PROBLEM DETAILS:
Your output must consist solely of the lines from the "What data populates" line through the "Serialize everything readable" line, exactly as written, without images.

═════ DATA TO PROCESS

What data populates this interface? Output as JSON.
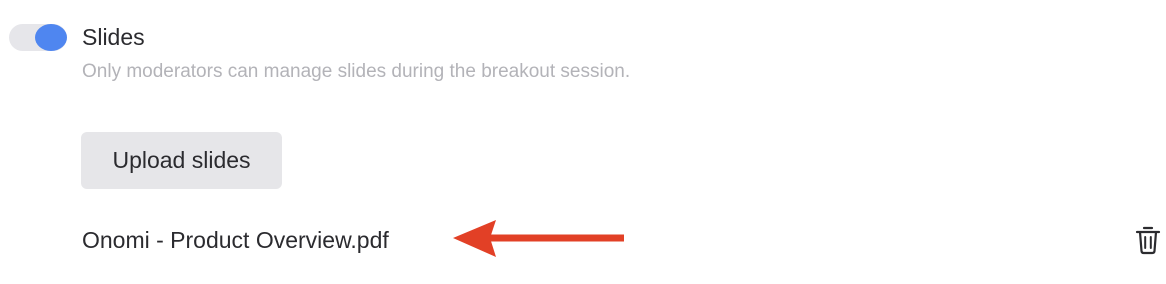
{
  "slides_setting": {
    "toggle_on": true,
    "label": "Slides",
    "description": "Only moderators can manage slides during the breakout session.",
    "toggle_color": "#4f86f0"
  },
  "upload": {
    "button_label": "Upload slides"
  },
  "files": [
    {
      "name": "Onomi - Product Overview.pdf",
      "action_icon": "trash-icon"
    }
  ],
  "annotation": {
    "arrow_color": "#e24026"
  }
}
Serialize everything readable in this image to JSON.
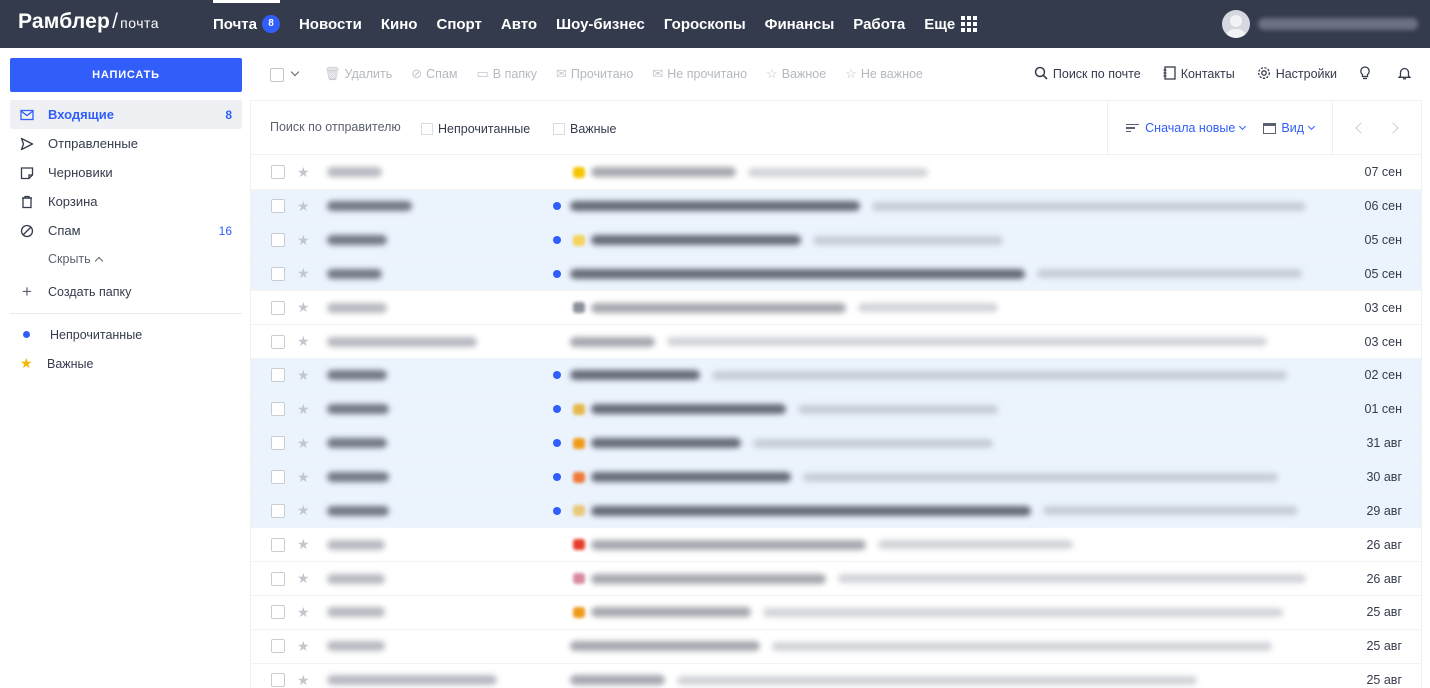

══════════
═════ DATA TO PROCESS

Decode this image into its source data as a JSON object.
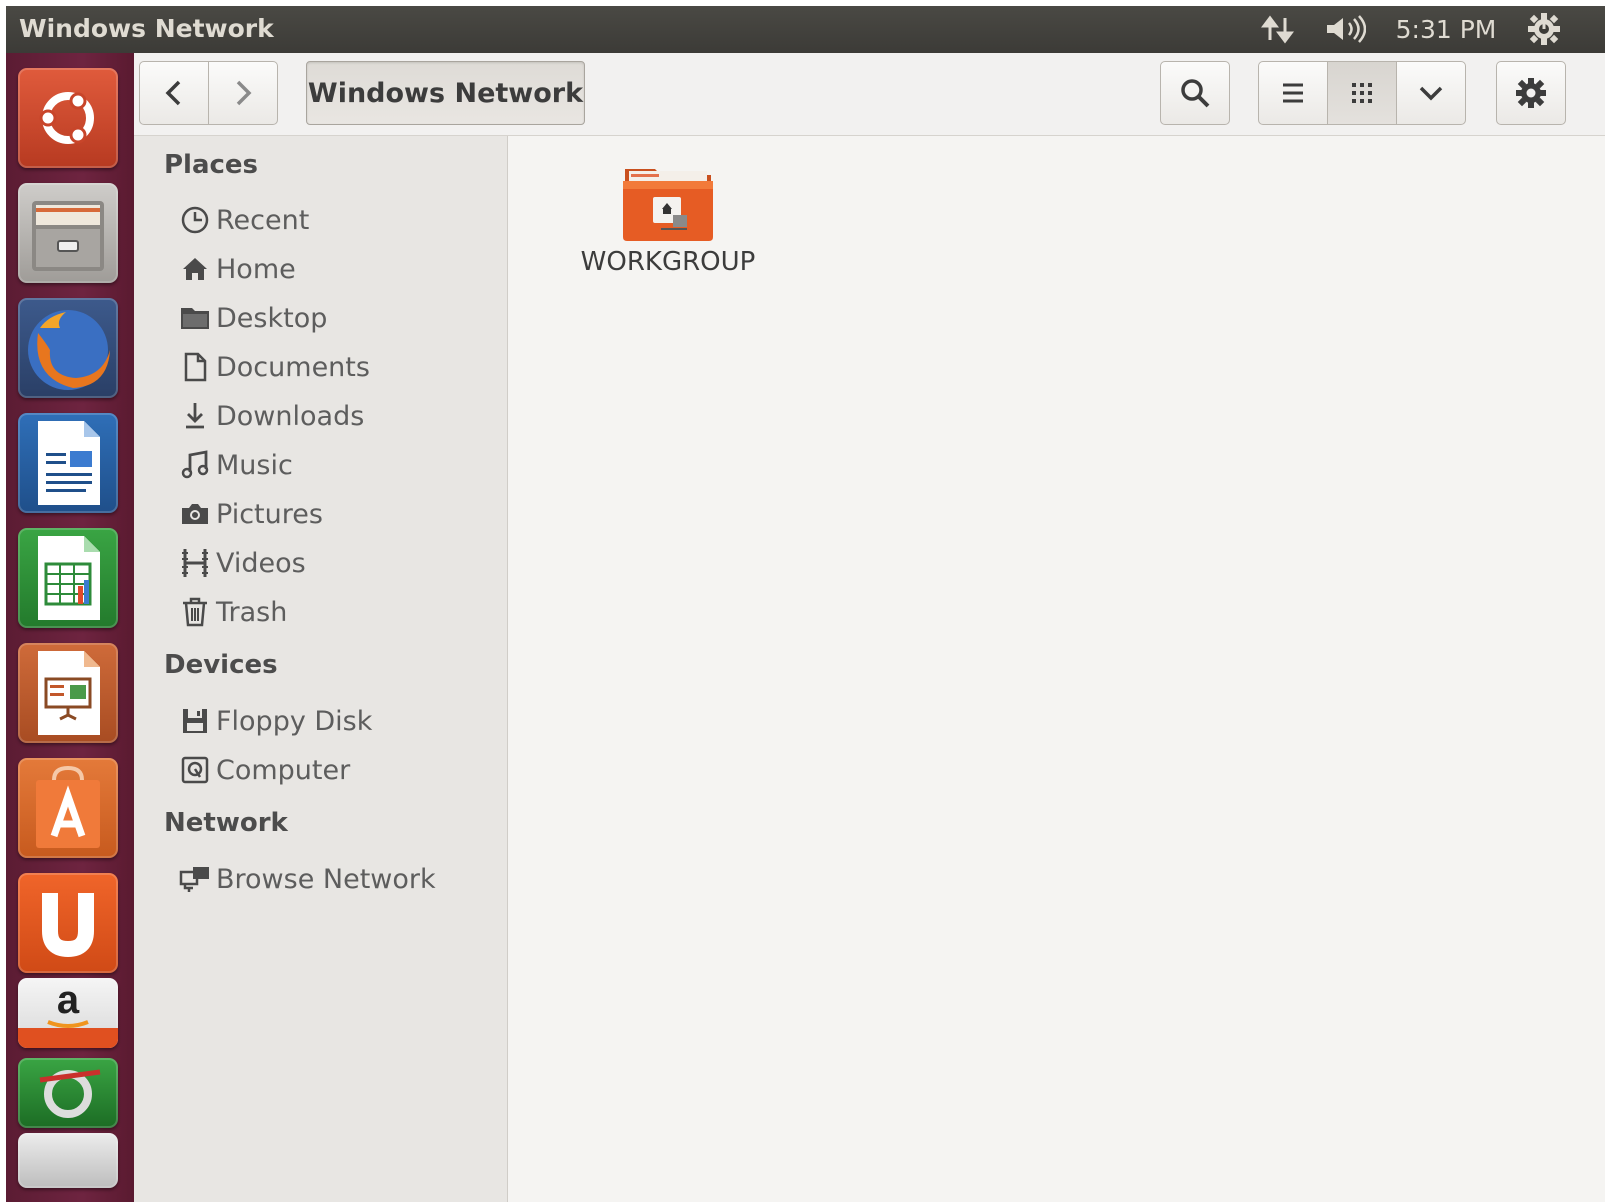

══════════

TASK OUTPUT:
What data populates this interface? Output as JSON.
{
  "slides_setting": {
    "toggle_on": true,
    "label": "Slides",
    "description": "Only moderators can manage slides during the breakout session.",
    "toggle_color": "#4f86f0"
  },
  "upload": {
    "button_label": "Upload slides"
  },
  "files": [
    {
      "name": "Onomi - Product Overview.pdf",
      "action_icon": "trash-icon"
    }
  ],
  "annotation": {
    "arrow_color": "#e24026"
  }
}
Serialize everything readable in this image to JSON.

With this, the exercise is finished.